## Required task 1
In the page on predicting OOD robustness, which backbone model does the Bronze Layer use to extract embeddings?

## Selected passage
Knowledge Injection via XAI: Predicting OOD Robustness

Parameter-Efficient Fine-Tuning with LoRA Adapters on DINOv2

Research Question: Can Explainability (XAI) metrics computed on clean images predict model robustness under Out-of-Distribution (OOD) corruptions?

Hypothesis: Attention-based XAI metrics (Entropy, Deletion Score) extracted from clean images serve as reliable early indicators of model robustness under distribution shift.


Table of Contents

  1. Configuration and Data Loading
  2. Medallion Architecture Pipeline
    • Bronze Layer: Distributed Feature Extraction
    • Silver Layer: XAI Metrics Computation
    • OOD Layer: Corruption-Based Robustness Testing
    • Gold Layer: Correlation Analysis and Meta-Learner
  3. Adapter Zoo: LoRA Training
  4. XAI Metrics Framework
  5. OOD Corruption Strategy
  6. Robustness Analysis
  7. XAI-Robustness Correlations
  8. Meta-Learner Performance
  9. Feature Importance Analysis
  10. Conclusions
Loaded 10 Gold Layer datasets
Training metrics: 3 adapter(s)
Available datasets: ['correlations', 'classifier_comparison', 'feature_importance', 'adapter_summary', 'degradation', 'qualitative_summary', 'quantitative_summary', 'xai_feature_ranking', 'adapter_ranking', 'worst_corruption']

2. Medallion Architecture Pipeline

The experimental pipeline follows a Medallion Architecture (Bronze - Silver - Gold) with a dedicated OOD evaluation layer, implemented using Apache Spark for distributed processing.

2.1 Bronze Layer: Distributed Feature Extraction

Purpose: Extract embeddings from raw images using DINOv2 backbone with Spark Pandas UDFs.

Component Description
Backbone facebook/dinov2-base (ViT-B/14, 86M parameters)
Optimization FlashAttention + SDPA, FP16 inference
Framework PySpark Pandas UDFs for distributed execution
Output CLS token (768-dim) + Patch tokens (256 x 768)
# Key implementation (bronze_layer.py)
model = AutoModel.from_pretrained(
    "facebook/dinov2-base",
    torch_dtype=torch.float16,
    attn_implementation="sdpa"  # Scaled Dot-Product Attention
)

2.2 Silver Layer: Distributed XAI Extraction

Purpose: Apply LoRA adapters and compute explainability metrics on clean images.

Metric Formula Interpretation
Attention Entropy $H = -\sum_i p_i \log_2(p_i)$ (normalized) Focus metric: High = dispersed attention
Sparsity Gini coefficient on attention weights Concentration: High = focused attention
Deletion Score AUC of confidence when removing important patches Faithfulness (RISE): Lower = meaningful attention
Insertion Score AUC of confidence when adding important patches Faithfulness: Higher = meaningful attention

2.3 OOD Layer: Corruption-Based Robustness Testing

Purpose: Evaluate adapter robustness under controlled image corruptions.

## Required task 2
Copy out the rows word for word, everything from the very first row down to the row containing "table7-col-ethyl: ÉTHYL —", both ends included.

## Exercise inputs
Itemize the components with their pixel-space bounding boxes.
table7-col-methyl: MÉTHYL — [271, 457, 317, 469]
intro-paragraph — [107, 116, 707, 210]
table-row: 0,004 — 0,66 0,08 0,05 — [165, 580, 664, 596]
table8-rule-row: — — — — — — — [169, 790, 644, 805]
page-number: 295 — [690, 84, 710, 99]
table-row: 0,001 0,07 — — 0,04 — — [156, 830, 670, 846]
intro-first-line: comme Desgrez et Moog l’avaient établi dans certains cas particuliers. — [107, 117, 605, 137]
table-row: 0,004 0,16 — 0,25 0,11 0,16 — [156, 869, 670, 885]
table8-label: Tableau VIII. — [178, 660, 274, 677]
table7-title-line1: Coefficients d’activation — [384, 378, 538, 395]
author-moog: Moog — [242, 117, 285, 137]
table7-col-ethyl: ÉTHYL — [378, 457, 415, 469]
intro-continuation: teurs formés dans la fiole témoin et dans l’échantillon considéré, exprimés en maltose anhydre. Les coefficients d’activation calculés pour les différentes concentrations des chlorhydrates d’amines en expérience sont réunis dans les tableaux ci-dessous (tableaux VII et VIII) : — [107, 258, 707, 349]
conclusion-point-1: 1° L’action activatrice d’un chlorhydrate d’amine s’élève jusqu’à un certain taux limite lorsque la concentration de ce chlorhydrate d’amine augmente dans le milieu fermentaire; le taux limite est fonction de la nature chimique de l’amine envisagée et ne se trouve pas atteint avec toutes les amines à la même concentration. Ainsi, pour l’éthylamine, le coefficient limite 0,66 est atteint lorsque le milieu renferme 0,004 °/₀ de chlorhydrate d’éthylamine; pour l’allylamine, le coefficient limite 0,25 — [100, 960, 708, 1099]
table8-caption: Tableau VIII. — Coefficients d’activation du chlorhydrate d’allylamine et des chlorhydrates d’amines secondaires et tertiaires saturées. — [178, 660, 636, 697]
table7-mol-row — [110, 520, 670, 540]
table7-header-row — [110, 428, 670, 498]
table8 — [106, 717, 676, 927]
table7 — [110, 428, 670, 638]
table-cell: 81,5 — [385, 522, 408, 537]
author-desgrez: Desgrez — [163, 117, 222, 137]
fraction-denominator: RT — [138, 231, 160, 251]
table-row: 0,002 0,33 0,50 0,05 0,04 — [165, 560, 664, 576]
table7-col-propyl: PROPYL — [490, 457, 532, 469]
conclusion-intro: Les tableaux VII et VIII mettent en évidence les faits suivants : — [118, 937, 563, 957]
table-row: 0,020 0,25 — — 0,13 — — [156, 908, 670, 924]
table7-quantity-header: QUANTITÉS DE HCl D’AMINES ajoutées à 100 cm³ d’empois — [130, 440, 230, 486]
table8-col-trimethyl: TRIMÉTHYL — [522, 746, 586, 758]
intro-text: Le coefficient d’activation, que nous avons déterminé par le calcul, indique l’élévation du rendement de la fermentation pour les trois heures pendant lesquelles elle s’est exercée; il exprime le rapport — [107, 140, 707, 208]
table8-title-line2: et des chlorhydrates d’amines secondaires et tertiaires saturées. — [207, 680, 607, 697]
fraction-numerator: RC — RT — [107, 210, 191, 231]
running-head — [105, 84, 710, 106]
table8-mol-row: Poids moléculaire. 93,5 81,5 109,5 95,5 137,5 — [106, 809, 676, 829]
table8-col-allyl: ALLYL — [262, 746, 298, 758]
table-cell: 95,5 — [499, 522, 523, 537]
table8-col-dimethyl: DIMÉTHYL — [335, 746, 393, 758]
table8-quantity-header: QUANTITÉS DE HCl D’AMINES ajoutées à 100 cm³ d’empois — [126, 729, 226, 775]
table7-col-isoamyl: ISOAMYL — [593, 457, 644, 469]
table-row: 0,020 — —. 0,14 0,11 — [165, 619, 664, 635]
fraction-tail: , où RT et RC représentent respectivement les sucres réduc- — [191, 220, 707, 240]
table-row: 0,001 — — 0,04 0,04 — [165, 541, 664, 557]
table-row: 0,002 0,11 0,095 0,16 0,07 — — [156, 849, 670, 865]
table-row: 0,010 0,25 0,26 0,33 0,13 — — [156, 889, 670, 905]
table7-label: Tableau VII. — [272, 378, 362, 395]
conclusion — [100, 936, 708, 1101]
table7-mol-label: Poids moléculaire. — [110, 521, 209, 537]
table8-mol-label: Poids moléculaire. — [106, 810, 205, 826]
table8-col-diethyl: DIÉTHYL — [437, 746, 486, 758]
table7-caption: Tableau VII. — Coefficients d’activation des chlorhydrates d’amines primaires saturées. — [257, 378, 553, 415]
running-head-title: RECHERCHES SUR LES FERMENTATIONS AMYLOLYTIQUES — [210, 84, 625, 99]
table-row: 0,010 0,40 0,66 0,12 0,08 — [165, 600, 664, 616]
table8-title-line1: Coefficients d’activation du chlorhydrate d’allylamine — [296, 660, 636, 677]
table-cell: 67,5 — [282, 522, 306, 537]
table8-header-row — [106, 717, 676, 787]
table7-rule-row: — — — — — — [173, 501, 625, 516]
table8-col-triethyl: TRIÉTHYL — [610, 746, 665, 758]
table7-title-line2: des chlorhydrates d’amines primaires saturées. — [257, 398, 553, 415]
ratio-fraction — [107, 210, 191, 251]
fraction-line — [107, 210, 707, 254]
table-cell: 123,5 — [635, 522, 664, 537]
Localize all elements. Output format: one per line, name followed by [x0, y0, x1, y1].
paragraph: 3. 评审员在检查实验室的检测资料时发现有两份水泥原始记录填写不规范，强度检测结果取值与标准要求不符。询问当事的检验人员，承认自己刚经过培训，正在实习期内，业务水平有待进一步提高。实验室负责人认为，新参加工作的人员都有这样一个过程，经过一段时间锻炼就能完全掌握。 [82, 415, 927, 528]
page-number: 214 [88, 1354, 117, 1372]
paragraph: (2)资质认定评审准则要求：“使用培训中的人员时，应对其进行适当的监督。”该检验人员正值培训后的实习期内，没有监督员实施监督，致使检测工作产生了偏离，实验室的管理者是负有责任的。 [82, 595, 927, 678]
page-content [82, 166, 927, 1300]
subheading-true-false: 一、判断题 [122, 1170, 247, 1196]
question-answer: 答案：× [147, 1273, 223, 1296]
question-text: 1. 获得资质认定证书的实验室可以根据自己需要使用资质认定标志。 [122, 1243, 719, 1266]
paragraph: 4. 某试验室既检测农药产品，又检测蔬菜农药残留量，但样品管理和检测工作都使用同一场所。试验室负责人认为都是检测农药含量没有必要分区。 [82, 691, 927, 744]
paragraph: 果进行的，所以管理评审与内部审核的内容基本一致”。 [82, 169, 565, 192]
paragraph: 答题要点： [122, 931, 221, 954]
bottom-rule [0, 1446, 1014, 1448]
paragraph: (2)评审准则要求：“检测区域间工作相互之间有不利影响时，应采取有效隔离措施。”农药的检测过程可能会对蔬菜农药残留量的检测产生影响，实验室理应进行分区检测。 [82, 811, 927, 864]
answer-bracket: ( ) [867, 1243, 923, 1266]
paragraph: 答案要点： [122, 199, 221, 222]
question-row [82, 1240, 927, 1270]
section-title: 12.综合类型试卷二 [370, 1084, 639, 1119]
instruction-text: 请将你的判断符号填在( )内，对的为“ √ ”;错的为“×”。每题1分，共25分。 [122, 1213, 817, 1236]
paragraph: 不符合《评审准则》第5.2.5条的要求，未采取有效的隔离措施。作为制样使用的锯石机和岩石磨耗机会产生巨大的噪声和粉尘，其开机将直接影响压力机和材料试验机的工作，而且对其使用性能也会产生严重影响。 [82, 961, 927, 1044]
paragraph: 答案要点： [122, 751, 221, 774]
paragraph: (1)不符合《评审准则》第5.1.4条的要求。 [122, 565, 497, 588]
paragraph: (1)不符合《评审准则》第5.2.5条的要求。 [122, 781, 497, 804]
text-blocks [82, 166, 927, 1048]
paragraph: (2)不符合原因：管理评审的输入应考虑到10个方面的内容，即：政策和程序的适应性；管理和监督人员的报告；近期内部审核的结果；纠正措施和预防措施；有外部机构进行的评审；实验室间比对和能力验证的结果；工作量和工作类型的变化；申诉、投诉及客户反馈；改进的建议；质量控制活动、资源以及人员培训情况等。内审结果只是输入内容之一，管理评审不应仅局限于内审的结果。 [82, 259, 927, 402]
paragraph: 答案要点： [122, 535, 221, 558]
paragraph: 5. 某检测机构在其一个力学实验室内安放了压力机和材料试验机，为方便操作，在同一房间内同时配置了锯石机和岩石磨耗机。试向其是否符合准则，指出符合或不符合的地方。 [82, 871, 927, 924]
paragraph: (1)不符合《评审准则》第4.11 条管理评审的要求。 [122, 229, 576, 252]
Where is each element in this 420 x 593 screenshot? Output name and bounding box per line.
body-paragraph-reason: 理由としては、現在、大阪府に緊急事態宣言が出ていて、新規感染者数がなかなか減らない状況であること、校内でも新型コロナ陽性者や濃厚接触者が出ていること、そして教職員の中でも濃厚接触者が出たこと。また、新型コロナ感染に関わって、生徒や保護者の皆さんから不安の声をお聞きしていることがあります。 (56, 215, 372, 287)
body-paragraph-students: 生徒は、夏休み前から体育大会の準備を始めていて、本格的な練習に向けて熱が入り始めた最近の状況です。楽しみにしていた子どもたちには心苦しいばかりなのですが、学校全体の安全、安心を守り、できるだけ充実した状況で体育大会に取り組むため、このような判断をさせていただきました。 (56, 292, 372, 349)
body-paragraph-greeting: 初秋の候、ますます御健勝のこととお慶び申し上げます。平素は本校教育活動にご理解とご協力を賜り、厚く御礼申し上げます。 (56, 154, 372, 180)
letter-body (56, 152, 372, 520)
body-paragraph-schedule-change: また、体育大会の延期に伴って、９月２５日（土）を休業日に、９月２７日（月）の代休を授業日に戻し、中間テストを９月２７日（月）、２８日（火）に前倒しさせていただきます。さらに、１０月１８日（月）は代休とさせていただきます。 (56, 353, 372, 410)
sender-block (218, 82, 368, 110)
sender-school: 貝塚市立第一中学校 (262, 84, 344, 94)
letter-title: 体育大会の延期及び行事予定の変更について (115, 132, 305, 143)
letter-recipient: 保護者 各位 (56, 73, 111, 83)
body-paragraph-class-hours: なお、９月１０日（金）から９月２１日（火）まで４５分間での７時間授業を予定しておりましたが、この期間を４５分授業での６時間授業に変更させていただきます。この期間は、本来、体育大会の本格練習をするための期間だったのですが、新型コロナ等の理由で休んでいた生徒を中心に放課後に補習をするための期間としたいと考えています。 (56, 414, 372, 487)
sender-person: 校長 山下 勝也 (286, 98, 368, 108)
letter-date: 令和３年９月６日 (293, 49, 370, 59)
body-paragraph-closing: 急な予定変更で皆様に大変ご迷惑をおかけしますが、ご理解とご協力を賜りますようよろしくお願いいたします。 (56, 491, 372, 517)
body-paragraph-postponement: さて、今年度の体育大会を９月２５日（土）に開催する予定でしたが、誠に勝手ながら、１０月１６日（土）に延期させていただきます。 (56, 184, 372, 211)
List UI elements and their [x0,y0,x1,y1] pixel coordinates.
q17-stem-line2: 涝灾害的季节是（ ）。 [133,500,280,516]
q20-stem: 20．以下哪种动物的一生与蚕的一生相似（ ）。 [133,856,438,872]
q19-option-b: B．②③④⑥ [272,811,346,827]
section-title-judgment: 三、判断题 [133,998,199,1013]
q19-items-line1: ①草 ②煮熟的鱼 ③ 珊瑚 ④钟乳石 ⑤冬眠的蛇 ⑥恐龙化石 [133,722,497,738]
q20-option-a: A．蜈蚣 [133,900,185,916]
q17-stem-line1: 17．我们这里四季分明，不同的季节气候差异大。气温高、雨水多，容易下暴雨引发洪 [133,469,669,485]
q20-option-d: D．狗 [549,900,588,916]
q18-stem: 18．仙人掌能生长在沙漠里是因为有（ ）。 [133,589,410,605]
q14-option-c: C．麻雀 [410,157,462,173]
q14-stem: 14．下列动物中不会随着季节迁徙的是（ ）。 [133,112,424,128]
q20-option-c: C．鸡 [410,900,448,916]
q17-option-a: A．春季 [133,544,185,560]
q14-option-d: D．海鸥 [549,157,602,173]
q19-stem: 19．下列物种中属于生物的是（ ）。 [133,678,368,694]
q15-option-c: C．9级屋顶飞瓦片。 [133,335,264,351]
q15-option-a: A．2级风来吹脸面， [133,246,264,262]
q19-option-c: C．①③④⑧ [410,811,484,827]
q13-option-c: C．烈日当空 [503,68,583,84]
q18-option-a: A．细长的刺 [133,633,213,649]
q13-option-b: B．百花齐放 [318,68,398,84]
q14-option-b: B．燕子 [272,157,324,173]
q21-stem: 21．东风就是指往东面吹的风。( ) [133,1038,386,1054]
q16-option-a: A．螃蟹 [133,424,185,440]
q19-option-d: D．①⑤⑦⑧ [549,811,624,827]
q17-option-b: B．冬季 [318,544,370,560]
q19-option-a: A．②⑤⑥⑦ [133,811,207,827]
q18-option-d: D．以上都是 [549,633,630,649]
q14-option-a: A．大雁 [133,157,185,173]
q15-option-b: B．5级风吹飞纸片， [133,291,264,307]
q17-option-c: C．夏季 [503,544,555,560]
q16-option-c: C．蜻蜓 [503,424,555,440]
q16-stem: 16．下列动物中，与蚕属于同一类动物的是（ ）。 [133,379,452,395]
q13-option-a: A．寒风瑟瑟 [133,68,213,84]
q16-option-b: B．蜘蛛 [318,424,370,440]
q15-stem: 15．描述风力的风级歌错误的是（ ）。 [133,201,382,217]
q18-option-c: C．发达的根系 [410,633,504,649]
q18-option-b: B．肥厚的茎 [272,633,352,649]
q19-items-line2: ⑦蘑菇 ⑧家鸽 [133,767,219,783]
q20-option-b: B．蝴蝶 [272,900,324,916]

## Worked answer 1
facebook/dinov2-base (ViT-B/14, 86M parameters)

## Worked answer 2
Itemize the components with their pixel-space bounding boxes.
table7-col-methyl: MÉTHYL — [271, 457, 317, 469]
intro-paragraph — [107, 116, 707, 210]
table-row: 0,004 — 0,66 0,08 0,05 — [165, 580, 664, 596]
table8-rule-row: — — — — — — — [169, 790, 644, 805]
page-number: 295 — [690, 84, 710, 99]
table-row: 0,001 0,07 — — 0,04 — — [156, 830, 670, 846]
intro-first-line: comme Desgrez et Moog l’avaient établi dans certains cas particuliers. — [107, 117, 605, 137]
table-row: 0,004 0,16 — 0,25 0,11 0,16 — [156, 869, 670, 885]
table8-label: Tableau VIII. — [178, 660, 274, 677]
table7-title-line1: Coefficients d’activation — [384, 378, 538, 395]
author-moog: Moog — [242, 117, 285, 137]
table7-col-ethyl: ÉTHYL — [378, 457, 415, 469]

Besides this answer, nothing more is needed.